**** Items ****
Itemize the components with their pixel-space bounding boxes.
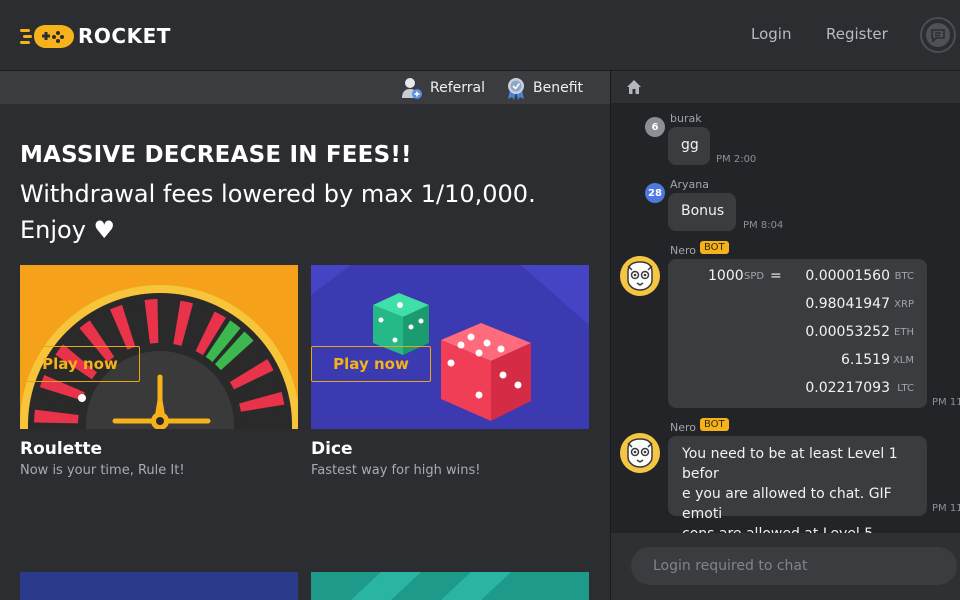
chat-username[interactable]: Nero — [670, 244, 696, 257]
bot-badge: BOT — [700, 241, 729, 254]
chat-input-bar — [611, 533, 960, 600]
rate-amount: 0.98041947 — [805, 296, 890, 312]
game-description: Fastest way for high wins! — [311, 463, 481, 478]
rate-currency: XLM — [892, 355, 914, 366]
home-icon[interactable] — [625, 78, 643, 96]
user-level-badge: 6 — [645, 117, 665, 137]
benefit-link[interactable]: Benefit — [505, 74, 583, 102]
bot-badge: BOT — [700, 418, 729, 431]
rate-currency: BTC — [894, 271, 914, 282]
bot-avatar-icon — [620, 256, 660, 296]
chat-timestamp: PM 11 — [932, 503, 960, 514]
game-title: Roulette — [20, 439, 103, 459]
bot-notice-bubble: You need to be at least Level 1 befor e … — [668, 436, 927, 542]
announcement-headline: MASSIVE DECREASE IN FEES!! — [20, 142, 412, 168]
bot-avatar-icon — [620, 433, 660, 473]
rate-currency: XRP — [894, 299, 914, 310]
rate-amount: 0.00053252 — [805, 324, 890, 340]
referral-link[interactable]: Referral — [400, 74, 485, 102]
chat-username[interactable]: Aryana — [670, 178, 709, 191]
chat-timestamp: PM 2:00 — [716, 154, 757, 165]
brand-logo[interactable]: ROCKET — [20, 20, 171, 52]
rate-row: 1000 SPD = 0.00001560 BTC — [668, 263, 926, 291]
card-pattern-image — [351, 572, 511, 600]
rate-currency: ETH — [894, 327, 914, 338]
announcement-subline: Withdrawal fees lowered by max 1/10,000.… — [20, 180, 536, 244]
game-title: Dice — [311, 439, 353, 459]
dice-play-button[interactable]: Play now — [311, 346, 431, 382]
rate-row: 0.02217093 LTC — [668, 375, 926, 403]
rate-base-amount: 1000 — [708, 268, 744, 284]
rate-base-unit: SPD — [744, 271, 765, 282]
benefit-label: Benefit — [533, 80, 584, 96]
chat-username[interactable]: burak — [670, 112, 702, 125]
chat-timestamp: PM 11 — [932, 397, 960, 408]
game-description: Now is your time, Rule It! — [20, 463, 185, 478]
login-link[interactable]: Login — [751, 25, 791, 43]
chat-timestamp: PM 8:04 — [743, 220, 784, 231]
chat-message-bubble: gg — [668, 127, 710, 165]
rate-equals: = — [770, 268, 782, 284]
bot-notice-line: You need to be at least Level 1 befor — [682, 446, 898, 482]
game-card-partial[interactable] — [20, 572, 298, 600]
rate-amount: 0.02217093 — [805, 380, 890, 396]
top-header: ROCKET Login Register — [0, 0, 960, 70]
rate-currency: LTC — [897, 383, 914, 394]
chat-topbar — [611, 70, 960, 103]
rate-row: 6.1519 XLM — [668, 347, 926, 375]
chat-message-text: gg — [681, 137, 699, 153]
bot-rates-bubble: 1000 SPD = 0.00001560 BTC 0.98041947 XRP… — [668, 259, 927, 408]
chat-message-text: Bonus — [681, 203, 725, 219]
promo-subbar: Referral Benefit — [0, 70, 610, 104]
user-level-badge: 28 — [645, 183, 665, 203]
chat-bubble-icon — [926, 23, 950, 47]
register-link[interactable]: Register — [826, 25, 888, 43]
referral-user-icon — [402, 78, 422, 99]
roulette-play-button[interactable]: Play now — [20, 346, 140, 382]
rate-amount: 6.1519 — [841, 352, 890, 368]
rate-row: 0.00053252 ETH — [668, 319, 926, 347]
chat-username[interactable]: Nero — [670, 421, 696, 434]
main-content: MASSIVE DECREASE IN FEES!! Withdrawal fe… — [0, 104, 610, 600]
medal-icon — [508, 78, 524, 100]
chat-toggle-button[interactable] — [920, 17, 956, 53]
referral-label: Referral — [430, 80, 485, 96]
chat-message-bubble: Bonus — [668, 193, 736, 231]
bot-notice-line: e you are allowed to chat. GIF emoti — [682, 486, 892, 522]
brand-name: ROCKET — [78, 24, 171, 48]
chat-panel: 6 burak gg PM 2:00 28 Aryana Bonus PM 8:… — [610, 70, 960, 600]
rate-row: 0.98041947 XRP — [668, 291, 926, 319]
gamepad-logo-icon — [20, 20, 76, 52]
rate-amount: 0.00001560 — [805, 268, 890, 284]
game-card-partial[interactable] — [311, 572, 589, 600]
chat-input[interactable] — [631, 547, 957, 585]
****
▶ _What is expected_
Reproduce every line of the records above word for word, leaving out the pictures.

▶ _The reply_
Itemize the components with their pixel-space bounding boxes.
chat-username[interactable]: Nero — [670, 244, 696, 257]
bot-badge: BOT — [700, 241, 729, 254]
chat-input-bar — [611, 533, 960, 600]
rate-amount: 0.98041947 — [805, 296, 890, 312]
game-description: Fastest way for high wins! — [311, 463, 481, 478]
rate-currency: XLM — [892, 355, 914, 366]
home-icon[interactable] — [625, 78, 643, 96]
user-level-badge: 6 — [645, 117, 665, 137]
benefit-link[interactable]: Benefit — [505, 74, 583, 102]
bot-badge: BOT — [700, 418, 729, 431]
rate-currency: BTC — [894, 271, 914, 282]
bot-avatar-icon — [620, 256, 660, 296]
chat-timestamp: PM 11 — [932, 503, 960, 514]
game-title: Roulette — [20, 439, 103, 459]
bot-notice-bubble: You need to be at least Level 1 befor e … — [668, 436, 927, 542]
announcement-headline: MASSIVE DECREASE IN FEES!! — [20, 142, 412, 168]
bot-avatar-icon — [620, 433, 660, 473]
rate-currency: XRP — [894, 299, 914, 310]
rate-amount: 0.00053252 — [805, 324, 890, 340]
referral-link[interactable]: Referral — [400, 74, 485, 102]
chat-username[interactable]: Aryana — [670, 178, 709, 191]
chat-timestamp: PM 2:00 — [716, 154, 757, 165]
brand-logo[interactable]: ROCKET — [20, 20, 171, 52]
rate-row: 1000 SPD = 0.00001560 BTC — [668, 263, 926, 291]
card-pattern-image — [351, 572, 511, 600]
rate-currency: ETH — [894, 327, 914, 338]
announcement-subline: Withdrawal fees lowered by max 1/10,000.… — [20, 180, 536, 244]
game-title: Dice — [311, 439, 353, 459]
dice-play-button[interactable]: Play now — [311, 346, 431, 382]
rate-row: 0.02217093 LTC — [668, 375, 926, 403]
rate-base-amount: 1000 — [708, 268, 744, 284]
rate-base-unit: SPD — [744, 271, 765, 282]
benefit-label: Benefit — [533, 80, 584, 96]
chat-username[interactable]: burak — [670, 112, 702, 125]
chat-timestamp: PM 11 — [932, 397, 960, 408]
game-description: Now is your time, Rule It! — [20, 463, 185, 478]
login-link[interactable]: Login — [751, 25, 791, 43]
chat-timestamp: PM 8:04 — [743, 220, 784, 231]
chat-message-bubble: gg — [668, 127, 710, 165]
rate-equals: = — [770, 268, 782, 284]
bot-notice-line: You need to be at least Level 1 befor — [682, 446, 898, 482]
game-card-partial[interactable] — [20, 572, 298, 600]
rate-amount: 0.02217093 — [805, 380, 890, 396]
top-header: ROCKET Login Register — [0, 0, 960, 70]
rate-currency: LTC — [897, 383, 914, 394]
chat-topbar — [611, 70, 960, 103]
rate-row: 6.1519 XLM — [668, 347, 926, 375]
chat-message-text: gg — [681, 137, 699, 153]
bot-rates-bubble: 1000 SPD = 0.00001560 BTC 0.98041947 XRP… — [668, 259, 927, 408]
chat-message-text: Bonus — [681, 203, 725, 219]
promo-subbar: Referral Benefit — [0, 70, 610, 104]
user-level-badge: 28 — [645, 183, 665, 203]
chat-bubble-icon — [926, 23, 950, 47]
register-link[interactable]: Register — [826, 25, 888, 43]
referral-user-icon — [402, 78, 422, 99]
roulette-play-button[interactable]: Play now — [20, 346, 140, 382]
rate-amount: 6.1519 — [841, 352, 890, 368]
rate-row: 0.00053252 ETH — [668, 319, 926, 347]
chat-username[interactable]: Nero — [670, 421, 696, 434]
main-content: MASSIVE DECREASE IN FEES!! Withdrawal fe… — [0, 104, 610, 600]
medal-icon — [508, 78, 524, 100]
chat-toggle-button[interactable] — [920, 17, 956, 53]
referral-label: Referral — [430, 80, 485, 96]
chat-message-bubble: Bonus — [668, 193, 736, 231]
bot-notice-line: e you are allowed to chat. GIF emoti — [682, 486, 892, 522]
brand-name: ROCKET — [78, 24, 171, 48]
chat-panel: 6 burak gg PM 2:00 28 Aryana Bonus PM 8:… — [610, 70, 960, 600]
rate-row: 0.98041947 XRP — [668, 291, 926, 319]
gamepad-logo-icon — [20, 20, 76, 52]
rate-amount: 0.00001560 — [805, 268, 890, 284]
game-card-partial[interactable] — [311, 572, 589, 600]
chat-input[interactable] — [631, 547, 957, 585]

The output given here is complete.